*STATED EXERCISE:* Return the lines between the one holding "col-header-sr[interactable]: СР xyxy=(913,244,993,263)" and the one holding "reference-books-button[interactable]: Справочники ▾", inclusive, reproduced verbatim.
===== TASK MATERIAL =====
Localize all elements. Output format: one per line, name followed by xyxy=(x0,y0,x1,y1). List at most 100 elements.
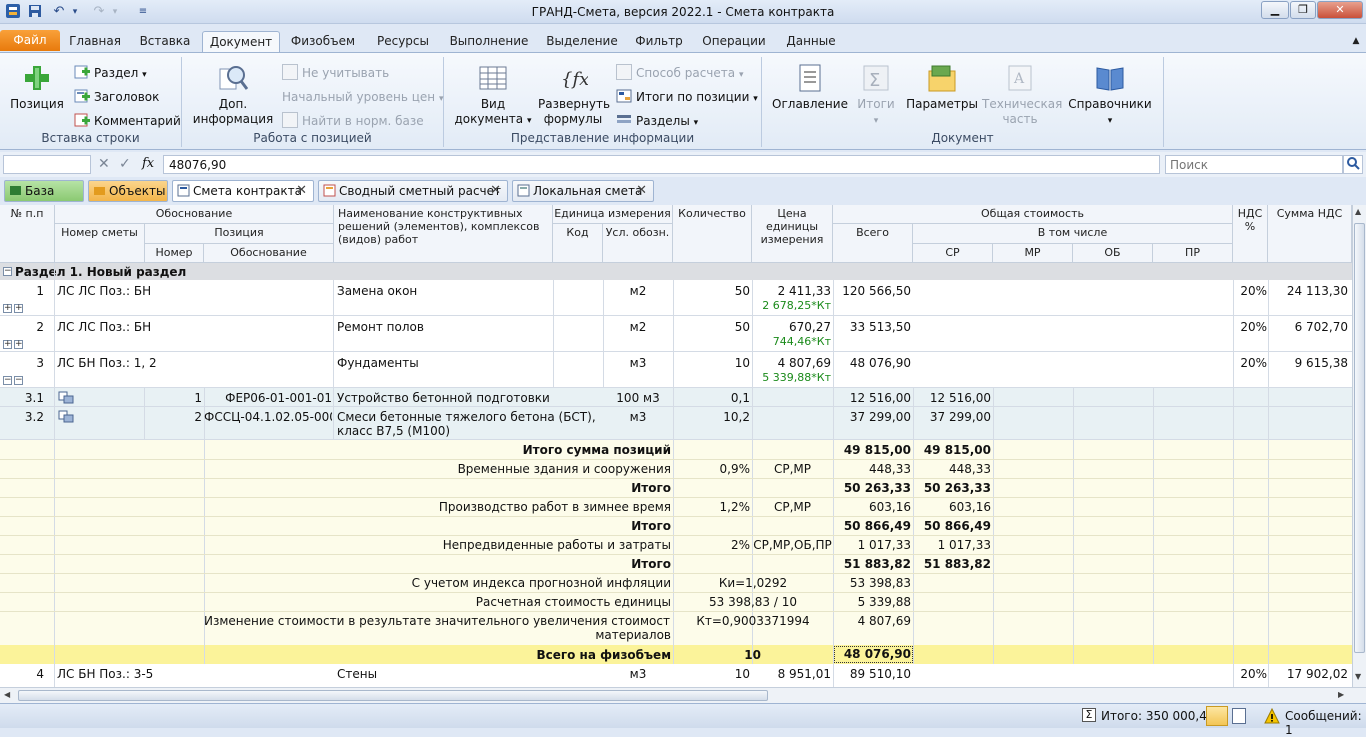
col-header-sr[interactable]: СР xyxy=(913,244,993,263)
col-header-pr[interactable]: ПР xyxy=(1153,244,1233,263)
col-header-qty[interactable]: Количество xyxy=(673,205,752,263)
col-header-vat-sum[interactable]: Сумма НДС xyxy=(1268,205,1352,263)
more-info-button[interactable]: Доп. информация xyxy=(190,63,276,127)
col-header-number[interactable]: Номер xyxy=(145,244,204,263)
calc-method-button[interactable]: Способ расчета ▾ xyxy=(616,63,743,83)
search-input[interactable] xyxy=(1165,155,1343,174)
sections-button[interactable]: Разделы ▾ xyxy=(616,111,698,131)
col-header-unit-short[interactable]: Усл. обозн. xyxy=(603,224,673,263)
scroll-left-icon[interactable]: ◀ xyxy=(4,690,10,699)
expand-row-icon[interactable]: + xyxy=(14,304,23,313)
page-view-icon[interactable] xyxy=(1206,706,1228,726)
row-num: 1 xyxy=(36,284,44,298)
scroll-right-icon[interactable]: ▶ xyxy=(1338,690,1344,699)
expand-row-icon[interactable]: + xyxy=(3,340,12,349)
table-view-icon xyxy=(479,66,507,90)
tab-resources[interactable]: Ресурсы xyxy=(368,31,438,52)
col-header-ob[interactable]: ОБ xyxy=(1073,244,1153,263)
function-icon[interactable]: fx xyxy=(142,156,154,171)
totals-base: СР,МР xyxy=(773,500,812,514)
col-header-estimate-no[interactable]: Номер сметы xyxy=(55,224,145,263)
sum-icon: Σ xyxy=(1082,708,1096,722)
row-vat: 20% xyxy=(1240,284,1267,298)
col-header-position[interactable]: Позиция xyxy=(145,224,334,244)
minimize-button[interactable]: ▁ xyxy=(1261,1,1289,19)
horizontal-scroll-thumb[interactable] xyxy=(18,690,768,701)
col-header-total-cost[interactable]: Общая стоимость xyxy=(833,205,1233,224)
close-tab-icon[interactable]: ✕ xyxy=(490,181,501,201)
parameters-button[interactable]: Параметры xyxy=(906,63,978,112)
col-header-num[interactable]: № п.п xyxy=(0,205,55,263)
insert-section-button[interactable]: Раздел ▾ xyxy=(74,63,147,83)
group-label-view: Представление информации xyxy=(510,131,695,145)
vertical-scroll-thumb[interactable] xyxy=(1354,223,1365,653)
reference-books-button[interactable]: Справочники ▾ xyxy=(1066,63,1154,129)
totals-label: Временные здания и сооружения xyxy=(457,462,671,476)
tab-summary-estimate[interactable]: Сводный сметный расчет ✕ xyxy=(318,180,508,202)
col-header-unit[interactable]: Единица измерения xyxy=(553,205,673,224)
expand-row-icon[interactable]: + xyxy=(14,340,23,349)
horizontal-scrollbar[interactable]: ◀ ▶ xyxy=(0,687,1366,703)
tab-objects[interactable]: Объекты xyxy=(88,180,168,202)
tab-filter[interactable]: Фильтр xyxy=(630,31,688,52)
start-price-level-button[interactable]: Начальный уровень цен ▾ xyxy=(282,87,444,107)
collapse-row-icon[interactable]: − xyxy=(3,376,12,385)
col-header-basis-sub[interactable]: Обоснование xyxy=(204,244,334,263)
insert-heading-button[interactable]: Заголовок xyxy=(74,87,159,107)
ignore-button[interactable]: Не учитывать xyxy=(282,63,389,83)
tab-home[interactable]: Главная xyxy=(64,31,126,52)
toc-button[interactable]: Оглавление xyxy=(770,63,850,112)
cancel-edit-icon[interactable]: ✕ xyxy=(98,156,110,172)
cell-address-field[interactable] xyxy=(3,155,91,174)
insert-comment-button[interactable]: Комментарий xyxy=(74,111,181,131)
insert-position-button[interactable]: Позиция xyxy=(8,63,66,112)
row-qty: 10 xyxy=(734,667,750,681)
confirm-edit-icon[interactable]: ✓ xyxy=(119,156,131,172)
tab-insert[interactable]: Вставка xyxy=(134,31,196,52)
tab-contract-estimate[interactable]: Смета контракта ✕ xyxy=(172,180,314,202)
close-tab-icon[interactable]: ✕ xyxy=(296,181,307,201)
status-messages[interactable]: Сообщений: 1 xyxy=(1285,709,1366,737)
vertical-scrollbar[interactable]: ▲ ▼ xyxy=(1352,205,1366,687)
status-total: Итого: 350 000,40 xyxy=(1101,709,1215,723)
find-in-base-button[interactable]: Найти в норм. базе xyxy=(282,111,424,131)
tab-selection[interactable]: Выделение xyxy=(542,31,622,52)
col-header-incl[interactable]: В том числе xyxy=(913,224,1233,244)
col-header-basis[interactable]: Обоснование xyxy=(55,205,334,224)
section-row[interactable] xyxy=(0,263,1352,280)
tab-document[interactable]: Документ xyxy=(202,31,280,52)
col-header-total[interactable]: Всего xyxy=(833,224,913,263)
technical-part-button[interactable]: A Техническая часть xyxy=(982,63,1062,127)
tab-physvolume[interactable]: Физобъем xyxy=(286,31,360,52)
position-totals-icon xyxy=(616,89,632,103)
tab-local-estimate[interactable]: Локальная смета ✕ xyxy=(512,180,654,202)
doc-view-icon[interactable] xyxy=(1232,708,1246,724)
document-view-button[interactable]: Вид документа ▾ xyxy=(452,63,534,129)
grand-total-value[interactable]: 48 076,90 xyxy=(834,646,913,663)
col-header-name[interactable]: Наименование конструктивных решений (эле… xyxy=(334,205,553,263)
search-icon[interactable] xyxy=(1343,155,1363,174)
ribbon-collapse-icon[interactable]: ▲ xyxy=(1348,31,1364,52)
close-tab-icon[interactable]: ✕ xyxy=(636,181,647,201)
maximize-button[interactable]: ❐ xyxy=(1290,1,1316,19)
expand-formulas-button[interactable]: {fx} Развернутьформулы xyxy=(538,63,610,127)
tab-operations[interactable]: Операции xyxy=(698,31,770,52)
totals-label: Итого xyxy=(631,519,671,533)
col-header-vat-pct[interactable]: НДС % xyxy=(1233,205,1268,263)
formula-input[interactable]: 48076,90 xyxy=(163,155,1160,174)
expand-row-icon[interactable]: + xyxy=(3,304,12,313)
tab-base[interactable]: База xyxy=(4,180,84,202)
totals-button[interactable]: Σ Итоги ▾ xyxy=(850,63,902,129)
tab-data[interactable]: Данные xyxy=(780,31,842,52)
collapse-row-icon[interactable]: − xyxy=(14,376,23,385)
collapse-section-icon[interactable]: − xyxy=(3,267,12,276)
scroll-up-icon[interactable]: ▲ xyxy=(1355,207,1361,216)
position-totals-button[interactable]: Итоги по позиции ▾ xyxy=(616,87,758,107)
col-header-price[interactable]: Цена единицы измерения xyxy=(752,205,833,263)
col-header-code[interactable]: Код xyxy=(553,224,603,263)
tab-file[interactable]: Файл xyxy=(0,30,60,51)
scroll-down-icon[interactable]: ▼ xyxy=(1355,672,1361,681)
tab-execution[interactable]: Выполнение xyxy=(446,31,532,52)
col-header-mr[interactable]: МР xyxy=(993,244,1073,263)
close-button[interactable]: ✕ xyxy=(1317,1,1363,19)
=====
*EXERCISE SOLUTION:*
col-header-sr[interactable]: СР xyxy=(913,244,993,263)
col-header-pr[interactable]: ПР xyxy=(1153,244,1233,263)
col-header-qty[interactable]: Количество xyxy=(673,205,752,263)
col-header-vat-sum[interactable]: Сумма НДС xyxy=(1268,205,1352,263)
more-info-button[interactable]: Доп. информация xyxy=(190,63,276,127)
col-header-number[interactable]: Номер xyxy=(145,244,204,263)
calc-method-button[interactable]: Способ расчета ▾ xyxy=(616,63,743,83)
search-input[interactable] xyxy=(1165,155,1343,174)
sections-button[interactable]: Разделы ▾ xyxy=(616,111,698,131)
col-header-unit-short[interactable]: Усл. обозн. xyxy=(603,224,673,263)
scroll-left-icon[interactable]: ◀ xyxy=(4,690,10,699)
expand-row-icon[interactable]: + xyxy=(14,304,23,313)
page-view-icon[interactable] xyxy=(1206,706,1228,726)
row-num: 1 xyxy=(36,284,44,298)
scroll-right-icon[interactable]: ▶ xyxy=(1338,690,1344,699)
expand-row-icon[interactable]: + xyxy=(3,340,12,349)
table-view-icon xyxy=(479,66,507,90)
tab-resources[interactable]: Ресурсы xyxy=(368,31,438,52)
col-header-ob[interactable]: ОБ xyxy=(1073,244,1153,263)
function-icon[interactable]: fx xyxy=(142,156,154,171)
totals-base: СР,МР xyxy=(773,500,812,514)
col-header-estimate-no[interactable]: Номер сметы xyxy=(55,224,145,263)
sum-icon: Σ xyxy=(1082,708,1096,722)
row-vat: 20% xyxy=(1240,284,1267,298)
col-header-position[interactable]: Позиция xyxy=(145,224,334,244)
minimize-button[interactable]: ▁ xyxy=(1261,1,1289,19)
horizontal-scroll-thumb[interactable] xyxy=(18,690,768,701)
col-header-total-cost[interactable]: Общая стоимость xyxy=(833,205,1233,224)
close-tab-icon[interactable]: ✕ xyxy=(490,181,501,201)
parameters-button[interactable]: Параметры xyxy=(906,63,978,112)
col-header-num[interactable]: № п.п xyxy=(0,205,55,263)
insert-section-button[interactable]: Раздел ▾ xyxy=(74,63,147,83)
group-label-view: Представление информации xyxy=(510,131,695,145)
vertical-scroll-thumb[interactable] xyxy=(1354,223,1365,653)
reference-books-button[interactable]: Справочники ▾ xyxy=(1066,63,1154,129)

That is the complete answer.